> _PROBLEM_: Copy out each line containing "this" from the entries below.

> _DATA TO USE_:

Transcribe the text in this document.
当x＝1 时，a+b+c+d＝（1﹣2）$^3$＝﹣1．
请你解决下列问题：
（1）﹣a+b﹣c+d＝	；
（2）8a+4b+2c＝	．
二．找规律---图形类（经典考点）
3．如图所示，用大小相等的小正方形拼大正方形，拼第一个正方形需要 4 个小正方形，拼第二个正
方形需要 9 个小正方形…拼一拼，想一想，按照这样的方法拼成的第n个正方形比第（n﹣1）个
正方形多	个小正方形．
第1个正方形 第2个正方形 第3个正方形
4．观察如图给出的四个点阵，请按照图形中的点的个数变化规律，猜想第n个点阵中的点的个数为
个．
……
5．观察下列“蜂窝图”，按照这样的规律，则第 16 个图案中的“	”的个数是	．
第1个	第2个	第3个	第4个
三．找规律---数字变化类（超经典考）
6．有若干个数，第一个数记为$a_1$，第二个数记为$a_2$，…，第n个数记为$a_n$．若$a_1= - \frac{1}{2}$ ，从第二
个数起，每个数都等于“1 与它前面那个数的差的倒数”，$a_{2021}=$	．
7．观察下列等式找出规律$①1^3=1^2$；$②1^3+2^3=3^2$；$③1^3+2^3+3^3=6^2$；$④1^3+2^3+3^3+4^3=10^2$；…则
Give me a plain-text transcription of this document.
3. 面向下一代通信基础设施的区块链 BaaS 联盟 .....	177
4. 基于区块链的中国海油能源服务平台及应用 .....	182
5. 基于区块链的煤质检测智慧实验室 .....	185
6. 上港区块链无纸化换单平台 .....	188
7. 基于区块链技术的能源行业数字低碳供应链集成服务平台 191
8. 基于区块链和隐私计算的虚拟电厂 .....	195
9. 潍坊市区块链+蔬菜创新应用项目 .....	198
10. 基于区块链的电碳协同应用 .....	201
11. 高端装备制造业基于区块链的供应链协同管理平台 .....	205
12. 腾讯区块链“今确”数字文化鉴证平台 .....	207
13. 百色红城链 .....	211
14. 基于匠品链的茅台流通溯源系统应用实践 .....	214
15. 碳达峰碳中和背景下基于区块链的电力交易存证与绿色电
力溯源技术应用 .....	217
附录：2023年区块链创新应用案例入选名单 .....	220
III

> _WORKED ANSWER_:
Transcribe the text in this document.
Give me a plain-text transcription of this document.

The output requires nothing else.